***** Dataset entries
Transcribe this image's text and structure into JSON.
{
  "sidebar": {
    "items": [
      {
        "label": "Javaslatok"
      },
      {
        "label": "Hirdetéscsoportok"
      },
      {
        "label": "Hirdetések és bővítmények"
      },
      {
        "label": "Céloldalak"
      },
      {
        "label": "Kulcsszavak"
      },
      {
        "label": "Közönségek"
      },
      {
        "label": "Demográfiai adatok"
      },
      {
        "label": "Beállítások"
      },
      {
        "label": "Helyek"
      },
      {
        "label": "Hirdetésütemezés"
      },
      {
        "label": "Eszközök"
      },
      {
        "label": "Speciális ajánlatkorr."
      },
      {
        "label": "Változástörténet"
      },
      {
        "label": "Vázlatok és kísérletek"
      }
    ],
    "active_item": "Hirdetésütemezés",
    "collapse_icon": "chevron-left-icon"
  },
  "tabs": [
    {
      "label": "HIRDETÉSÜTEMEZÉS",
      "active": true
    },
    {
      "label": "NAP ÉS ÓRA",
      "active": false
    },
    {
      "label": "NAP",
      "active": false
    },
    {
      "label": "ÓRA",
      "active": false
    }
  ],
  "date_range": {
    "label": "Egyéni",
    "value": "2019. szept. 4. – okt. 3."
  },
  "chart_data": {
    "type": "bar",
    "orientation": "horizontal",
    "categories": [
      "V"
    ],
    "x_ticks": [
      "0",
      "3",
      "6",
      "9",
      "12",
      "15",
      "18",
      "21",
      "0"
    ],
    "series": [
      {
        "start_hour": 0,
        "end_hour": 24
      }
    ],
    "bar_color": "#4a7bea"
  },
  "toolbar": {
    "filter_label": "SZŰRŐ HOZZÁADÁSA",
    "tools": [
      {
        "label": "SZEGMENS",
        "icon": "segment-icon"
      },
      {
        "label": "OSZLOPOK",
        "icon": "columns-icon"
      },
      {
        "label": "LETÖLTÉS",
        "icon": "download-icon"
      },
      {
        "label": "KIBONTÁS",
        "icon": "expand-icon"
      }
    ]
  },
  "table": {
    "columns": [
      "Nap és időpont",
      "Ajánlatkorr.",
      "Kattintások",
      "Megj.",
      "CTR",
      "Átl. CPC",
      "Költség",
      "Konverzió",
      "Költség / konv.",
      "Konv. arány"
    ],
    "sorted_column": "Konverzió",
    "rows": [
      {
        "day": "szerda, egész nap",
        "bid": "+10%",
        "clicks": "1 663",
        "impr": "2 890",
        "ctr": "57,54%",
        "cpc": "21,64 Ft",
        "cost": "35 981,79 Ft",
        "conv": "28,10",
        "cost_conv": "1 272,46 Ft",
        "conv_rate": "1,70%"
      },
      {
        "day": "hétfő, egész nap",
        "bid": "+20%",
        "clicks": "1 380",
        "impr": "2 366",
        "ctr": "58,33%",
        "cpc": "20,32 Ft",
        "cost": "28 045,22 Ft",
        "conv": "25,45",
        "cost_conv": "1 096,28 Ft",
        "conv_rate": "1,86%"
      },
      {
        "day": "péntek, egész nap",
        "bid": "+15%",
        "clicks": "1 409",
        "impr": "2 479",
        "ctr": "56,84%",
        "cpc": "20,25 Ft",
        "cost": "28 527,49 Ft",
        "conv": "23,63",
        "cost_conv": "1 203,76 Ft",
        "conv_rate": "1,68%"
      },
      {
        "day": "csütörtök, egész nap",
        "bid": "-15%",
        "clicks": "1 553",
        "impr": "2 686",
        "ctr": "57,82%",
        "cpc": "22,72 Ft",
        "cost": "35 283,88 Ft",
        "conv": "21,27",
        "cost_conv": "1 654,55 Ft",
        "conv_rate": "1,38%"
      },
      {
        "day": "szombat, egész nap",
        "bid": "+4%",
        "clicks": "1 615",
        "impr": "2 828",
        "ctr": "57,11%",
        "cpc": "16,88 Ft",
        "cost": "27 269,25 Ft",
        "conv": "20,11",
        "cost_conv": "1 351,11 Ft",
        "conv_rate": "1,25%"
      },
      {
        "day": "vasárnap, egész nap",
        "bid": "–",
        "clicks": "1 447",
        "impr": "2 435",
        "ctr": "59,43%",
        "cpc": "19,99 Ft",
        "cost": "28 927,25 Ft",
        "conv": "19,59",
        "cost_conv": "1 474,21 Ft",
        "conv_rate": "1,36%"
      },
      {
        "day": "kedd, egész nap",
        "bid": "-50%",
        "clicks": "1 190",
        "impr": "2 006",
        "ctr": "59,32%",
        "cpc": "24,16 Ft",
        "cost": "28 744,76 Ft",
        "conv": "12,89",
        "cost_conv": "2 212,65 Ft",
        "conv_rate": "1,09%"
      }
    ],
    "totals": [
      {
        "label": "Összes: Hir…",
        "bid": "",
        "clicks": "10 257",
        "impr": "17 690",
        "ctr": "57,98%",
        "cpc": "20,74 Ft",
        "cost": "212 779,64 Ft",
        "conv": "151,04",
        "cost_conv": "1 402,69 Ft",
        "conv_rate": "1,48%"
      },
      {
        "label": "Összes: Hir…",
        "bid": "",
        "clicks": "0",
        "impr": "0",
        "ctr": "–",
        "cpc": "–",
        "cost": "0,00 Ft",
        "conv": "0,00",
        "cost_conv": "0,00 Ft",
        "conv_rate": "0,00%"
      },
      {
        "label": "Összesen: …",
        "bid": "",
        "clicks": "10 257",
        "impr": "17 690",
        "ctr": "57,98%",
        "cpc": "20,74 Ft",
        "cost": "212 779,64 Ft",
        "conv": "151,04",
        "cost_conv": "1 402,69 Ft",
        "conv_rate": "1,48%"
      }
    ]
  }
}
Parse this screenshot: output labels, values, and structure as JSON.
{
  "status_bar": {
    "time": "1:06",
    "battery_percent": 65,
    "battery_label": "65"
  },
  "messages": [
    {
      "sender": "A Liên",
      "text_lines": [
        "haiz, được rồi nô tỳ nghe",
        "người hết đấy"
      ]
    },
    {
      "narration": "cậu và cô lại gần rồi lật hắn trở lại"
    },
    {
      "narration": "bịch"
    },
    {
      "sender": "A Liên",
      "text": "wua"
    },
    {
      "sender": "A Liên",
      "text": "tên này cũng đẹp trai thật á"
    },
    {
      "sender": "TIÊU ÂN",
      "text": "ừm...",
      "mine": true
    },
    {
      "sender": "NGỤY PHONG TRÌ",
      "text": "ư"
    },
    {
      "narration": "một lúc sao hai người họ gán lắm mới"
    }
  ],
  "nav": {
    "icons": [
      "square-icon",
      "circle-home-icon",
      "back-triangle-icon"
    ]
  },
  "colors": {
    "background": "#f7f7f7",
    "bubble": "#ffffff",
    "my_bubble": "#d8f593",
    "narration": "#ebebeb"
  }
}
**********
Task instructions: Print again the material above, limited to the lines from the one holding "Parse this screenshot: output" through the last, inclusive.

Task solution:
Parse this screenshot: output labels, values, and structure as JSON.
{
  "status_bar": {
    "time": "1:06",
    "battery_percent": 65,
    "battery_label": "65"
  },
  "messages": [
    {
      "sender": "A Liên",
      "text_lines": [
        "haiz, được rồi nô tỳ nghe",
        "người hết đấy"
      ]
    },
    {
      "narration": "cậu và cô lại gần rồi lật hắn trở lại"
    },
    {
      "narration": "bịch"
    },
    {
      "sender": "A Liên",
      "text": "wua"
    },
    {
      "sender": "A Liên",
      "text": "tên này cũng đẹp trai thật á"
    },
    {
      "sender": "TIÊU ÂN",
      "text": "ừm...",
      "mine": true
    },
    {
      "sender": "NGỤY PHONG TRÌ",
      "text": "ư"
    },
    {
      "narration": "một lúc sao hai người họ gán lắm mới"
    }
  ],
  "nav": {
    "icons": [
      "square-icon",
      "circle-home-icon",
      "back-triangle-icon"
    ]
  },
  "colors": {
    "background": "#f7f7f7",
    "bubble": "#ffffff",
    "my_bubble": "#d8f593",
    "narration": "#ebebeb"
  }
}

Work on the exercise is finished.